## BEGIN GIVEN DATA

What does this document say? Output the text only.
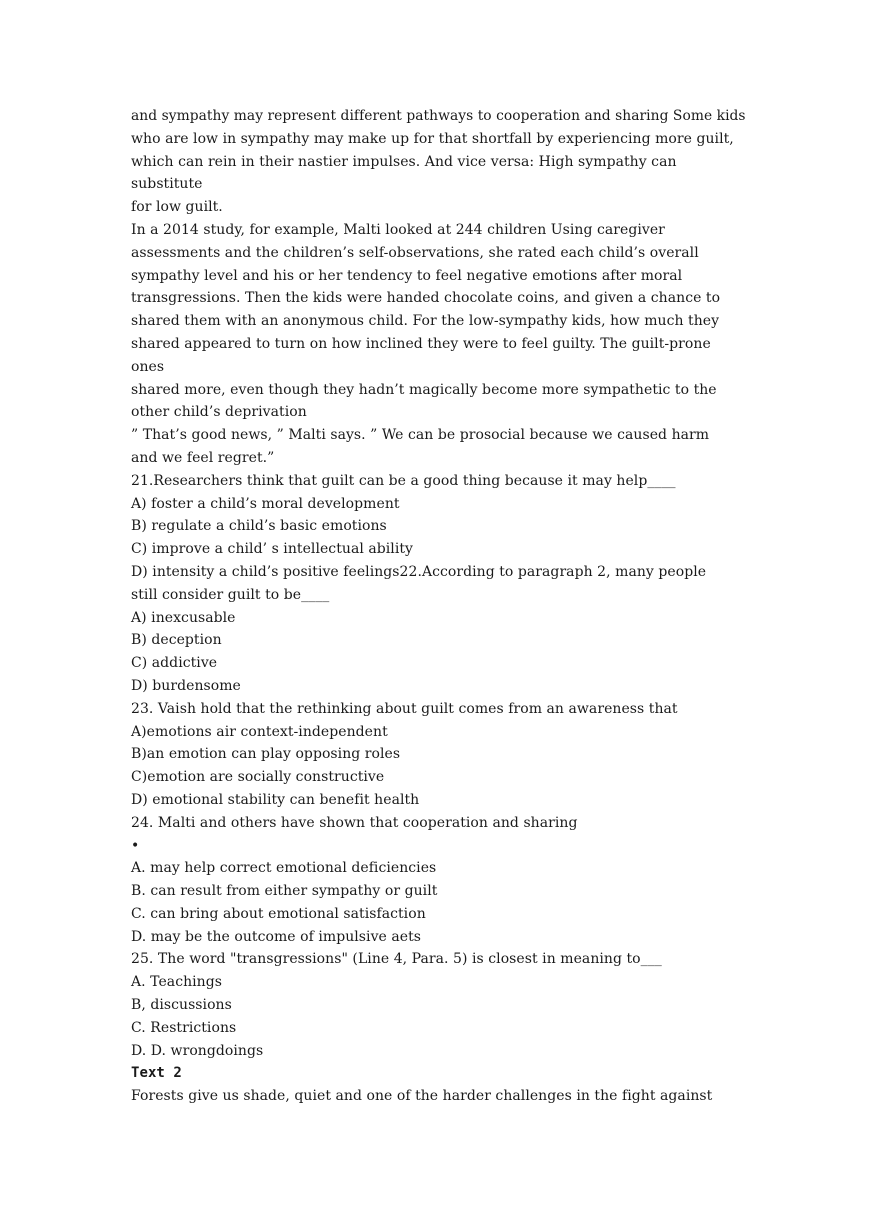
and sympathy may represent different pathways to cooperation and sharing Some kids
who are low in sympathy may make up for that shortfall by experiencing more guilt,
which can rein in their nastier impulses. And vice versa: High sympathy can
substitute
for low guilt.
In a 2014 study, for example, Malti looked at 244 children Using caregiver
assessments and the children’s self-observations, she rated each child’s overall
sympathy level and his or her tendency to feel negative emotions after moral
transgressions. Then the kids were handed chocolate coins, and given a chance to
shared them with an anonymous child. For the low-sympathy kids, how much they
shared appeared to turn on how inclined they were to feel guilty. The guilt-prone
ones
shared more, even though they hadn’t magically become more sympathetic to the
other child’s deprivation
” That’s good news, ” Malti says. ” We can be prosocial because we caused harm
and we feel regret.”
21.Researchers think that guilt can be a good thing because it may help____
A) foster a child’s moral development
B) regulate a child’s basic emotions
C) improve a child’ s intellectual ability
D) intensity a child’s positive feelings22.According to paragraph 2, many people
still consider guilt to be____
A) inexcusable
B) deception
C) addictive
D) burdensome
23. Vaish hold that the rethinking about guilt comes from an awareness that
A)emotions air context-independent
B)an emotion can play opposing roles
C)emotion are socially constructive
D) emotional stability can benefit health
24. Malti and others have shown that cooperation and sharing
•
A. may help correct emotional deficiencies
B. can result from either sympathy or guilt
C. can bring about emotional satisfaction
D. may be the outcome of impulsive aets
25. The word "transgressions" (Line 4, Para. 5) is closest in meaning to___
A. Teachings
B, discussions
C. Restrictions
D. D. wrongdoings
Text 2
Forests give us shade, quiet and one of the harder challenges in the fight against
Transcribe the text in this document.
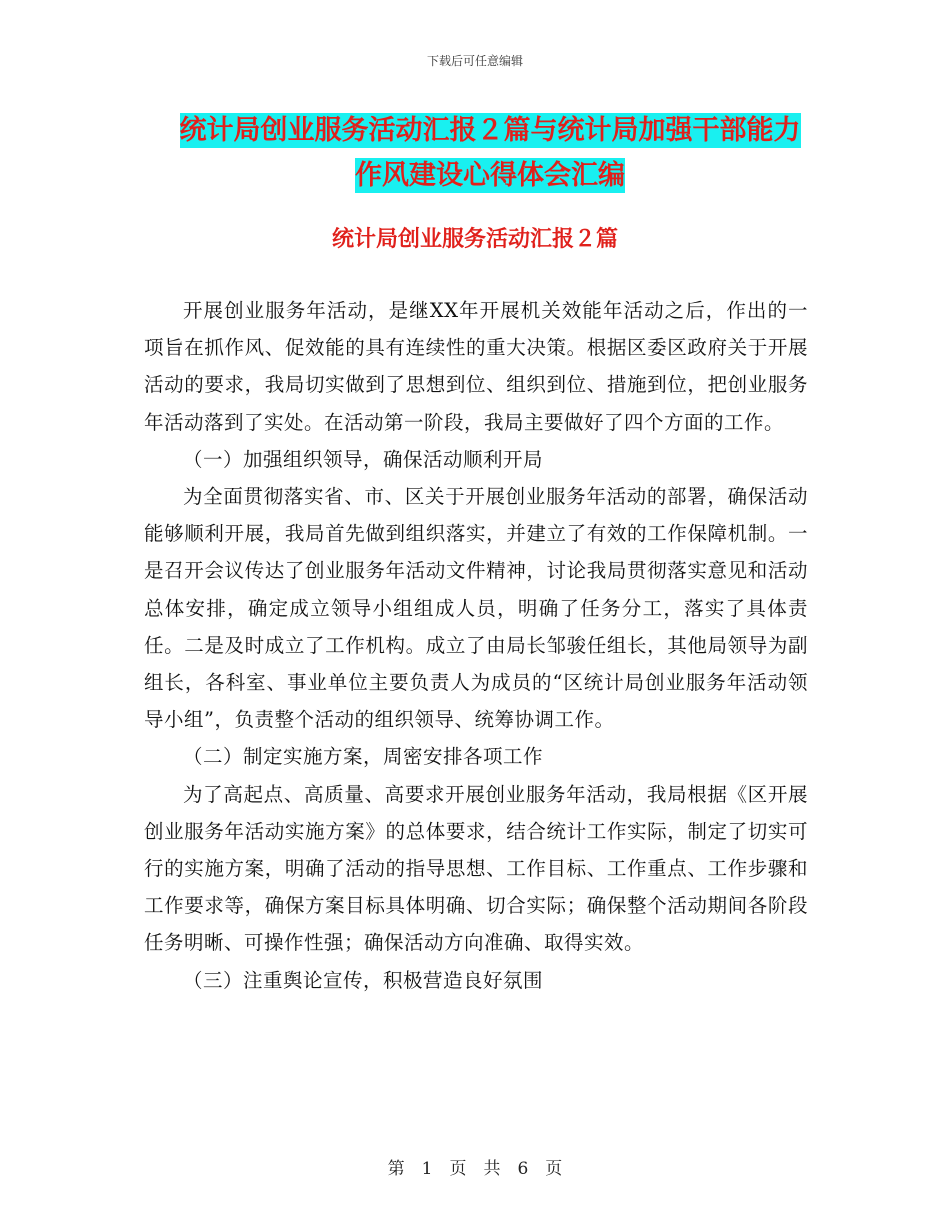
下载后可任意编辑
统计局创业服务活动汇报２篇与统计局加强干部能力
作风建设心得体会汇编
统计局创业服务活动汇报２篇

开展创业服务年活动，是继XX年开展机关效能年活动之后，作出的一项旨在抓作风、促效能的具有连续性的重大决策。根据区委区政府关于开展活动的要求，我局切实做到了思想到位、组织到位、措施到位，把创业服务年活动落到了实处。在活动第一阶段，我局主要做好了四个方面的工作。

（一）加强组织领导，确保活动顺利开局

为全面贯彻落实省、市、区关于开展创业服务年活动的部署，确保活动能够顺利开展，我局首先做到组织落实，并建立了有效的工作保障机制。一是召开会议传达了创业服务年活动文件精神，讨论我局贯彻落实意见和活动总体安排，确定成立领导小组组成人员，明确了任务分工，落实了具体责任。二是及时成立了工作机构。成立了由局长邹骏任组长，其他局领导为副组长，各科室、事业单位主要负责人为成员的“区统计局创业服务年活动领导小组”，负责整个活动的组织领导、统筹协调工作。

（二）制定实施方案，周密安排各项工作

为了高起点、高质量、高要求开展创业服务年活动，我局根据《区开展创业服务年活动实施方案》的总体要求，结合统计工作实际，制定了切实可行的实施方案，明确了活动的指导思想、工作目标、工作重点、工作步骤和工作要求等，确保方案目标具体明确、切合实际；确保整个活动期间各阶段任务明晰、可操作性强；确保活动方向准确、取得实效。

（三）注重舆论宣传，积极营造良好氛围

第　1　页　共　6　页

## END GIVEN DATA

_DIRECTION:_
Look through the material and say how many lines hold "guilt". Give the number only.

_OUTPUT OF THE TASK:_
7